• WHAT THE EXERCISE ASKS:
Extract the entries in their exact form.

• SOURCE DATA:

● ● ●

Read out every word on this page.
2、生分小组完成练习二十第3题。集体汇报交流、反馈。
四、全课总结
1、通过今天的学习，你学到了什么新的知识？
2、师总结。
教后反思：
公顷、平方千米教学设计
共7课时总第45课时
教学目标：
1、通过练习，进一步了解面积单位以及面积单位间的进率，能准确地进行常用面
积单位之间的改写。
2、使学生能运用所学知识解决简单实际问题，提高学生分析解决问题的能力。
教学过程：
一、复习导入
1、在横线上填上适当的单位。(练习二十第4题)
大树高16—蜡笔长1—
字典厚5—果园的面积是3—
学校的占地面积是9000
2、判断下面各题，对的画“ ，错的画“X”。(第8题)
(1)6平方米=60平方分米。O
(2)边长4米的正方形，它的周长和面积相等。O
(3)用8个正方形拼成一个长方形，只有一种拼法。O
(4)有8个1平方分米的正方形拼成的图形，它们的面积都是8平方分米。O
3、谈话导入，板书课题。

● ● ●

• SOLUTION FOR THIS EXERCISE:
Read out every word on this page.
2、生分小组完成练习二十第3题。集体汇报交流、反馈。
四、全课总结
1、通过今天的学习，你学到了什么新的知识？
2、师总结。
教后反思：
公顷、平方千米教学设计
共7课时总第45课时
教学目标：
1、通过练习，进一步了解面积单位以及面积单位间的进率，能准确地进行常用面
积单位之间的改写。
2、使学生能运用所学知识解决简单实际问题，提高学生分析解决问题的能力。
教学过程：
一、复习导入
1、在横线上填上适当的单位。(练习二十第4题)
大树高16—蜡笔长1—
字典厚5—果园的面积是3—
学校的占地面积是9000
2、判断下面各题，对的画“ ，错的画“X”。(第8题)
(1)6平方米=60平方分米。O
(2)边长4米的正方形，它的周长和面积相等。O
(3)用8个正方形拼成一个长方形，只有一种拼法。O
(4)有8个1平方分米的正方形拼成的图形，它们的面积都是8平方分米。O
3、谈话导入，板书课题。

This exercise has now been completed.